The request ->
Make an exact copy of all the records.

Record list ->
***

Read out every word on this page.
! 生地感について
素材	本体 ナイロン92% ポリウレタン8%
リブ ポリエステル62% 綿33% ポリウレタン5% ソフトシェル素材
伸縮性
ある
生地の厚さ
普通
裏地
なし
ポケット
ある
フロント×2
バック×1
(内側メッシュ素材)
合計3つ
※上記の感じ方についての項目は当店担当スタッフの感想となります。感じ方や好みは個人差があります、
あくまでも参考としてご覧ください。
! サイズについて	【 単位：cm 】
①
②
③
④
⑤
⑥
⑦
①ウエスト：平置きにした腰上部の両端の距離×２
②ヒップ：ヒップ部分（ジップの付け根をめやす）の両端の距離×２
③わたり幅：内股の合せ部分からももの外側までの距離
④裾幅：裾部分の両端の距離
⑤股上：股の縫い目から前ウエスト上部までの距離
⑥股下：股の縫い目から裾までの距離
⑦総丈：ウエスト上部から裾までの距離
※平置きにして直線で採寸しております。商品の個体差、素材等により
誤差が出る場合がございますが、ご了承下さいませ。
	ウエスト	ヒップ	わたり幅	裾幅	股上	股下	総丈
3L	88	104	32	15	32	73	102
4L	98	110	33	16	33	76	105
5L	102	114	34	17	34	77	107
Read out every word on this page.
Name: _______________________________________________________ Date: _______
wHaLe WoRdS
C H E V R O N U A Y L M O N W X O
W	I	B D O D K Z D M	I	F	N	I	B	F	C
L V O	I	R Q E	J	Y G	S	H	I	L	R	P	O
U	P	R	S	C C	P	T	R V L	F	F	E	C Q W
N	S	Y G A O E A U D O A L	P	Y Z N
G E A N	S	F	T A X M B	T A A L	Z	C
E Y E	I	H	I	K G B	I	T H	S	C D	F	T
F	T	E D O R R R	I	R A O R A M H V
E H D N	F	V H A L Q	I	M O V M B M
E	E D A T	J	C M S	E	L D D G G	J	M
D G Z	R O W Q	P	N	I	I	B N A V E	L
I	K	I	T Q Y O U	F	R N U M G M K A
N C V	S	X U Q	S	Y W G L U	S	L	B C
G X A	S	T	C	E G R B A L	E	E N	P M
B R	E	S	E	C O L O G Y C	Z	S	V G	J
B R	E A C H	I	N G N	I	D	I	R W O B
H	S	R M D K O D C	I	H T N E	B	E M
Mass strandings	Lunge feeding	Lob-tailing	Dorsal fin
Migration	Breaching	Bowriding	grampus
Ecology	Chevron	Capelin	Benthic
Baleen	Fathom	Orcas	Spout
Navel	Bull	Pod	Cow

***

Reply to the exercise ->
Read out every word on this page.
! 生地感について
素材	本体 ナイロン92% ポリウレタン8%
リブ ポリエステル62% 綿33% ポリウレタン5% ソフトシェル素材
伸縮性
ある
生地の厚さ
普通
裏地
なし
ポケット
ある
フロント×2
バック×1
(内側メッシュ素材)
合計3つ
※上記の感じ方についての項目は当店担当スタッフの感想となります。感じ方や好みは個人差があります、
あくまでも参考としてご覧ください。
! サイズについて	【 単位：cm 】
①
②
③
④
⑤
⑥
⑦
①ウエスト：平置きにした腰上部の両端の距離×２
②ヒップ：ヒップ部分（ジップの付け根をめやす）の両端の距離×２
③わたり幅：内股の合せ部分からももの外側までの距離
④裾幅：裾部分の両端の距離
⑤股上：股の縫い目から前ウエスト上部までの距離
⑥股下：股の縫い目から裾までの距離
⑦総丈：ウエスト上部から裾までの距離
※平置きにして直線で採寸しております。商品の個体差、素材等により
誤差が出る場合がございますが、ご了承下さいませ。
	ウエスト	ヒップ	わたり幅	裾幅	股上	股下	総丈
3L	88	104	32	15	32	73	102
4L	98	110	33	16	33	76	105
5L	102	114	34	17	34	77	107
Read out every word on this page.
Name: _______________________________________________________ Date: _______
wHaLe WoRdS
C H E V R O N U A Y L M O N W X O
W	I	B D O D K Z D M	I	F	N	I	B	F	C
L V O	I	R Q E	J	Y G	S	H	I	L	R	P	O
U	P	R	S	C C	P	T	R V L	F	F	E	C Q W
N	S	Y G A O E A U D O A L	P	Y Z N
G E A N	S	F	T A X M B	T A A L	Z	C
E Y E	I	H	I	K G B	I	T H	S	C D	F	T
F	T	E D O R R R	I	R A O R A M H V
E H D N	F	V H A L Q	I	M O V M B M
E	E D A T	J	C M S	E	L D D G G	J	M
D G Z	R O W Q	P	N	I	I	B N A V E	L
I	K	I	T Q Y O U	F	R N U M G M K A
N C V	S	X U Q	S	Y W G L U	S	L	B C
G X A	S	T	C	E G R B A L	E	E N	P M
B R	E	S	E	C O L O G Y C	Z	S	V G	J
B R	E A C H	I	N G N	I	D	I	R W O B
H	S	R M D K O D C	I	H T N E	B	E M
Mass strandings	Lunge feeding	Lob-tailing	Dorsal fin
Migration	Breaching	Bowriding	grampus
Ecology	Chevron	Capelin	Benthic
Baleen	Fathom	Orcas	Spout
Navel	Bull	Pod	Cow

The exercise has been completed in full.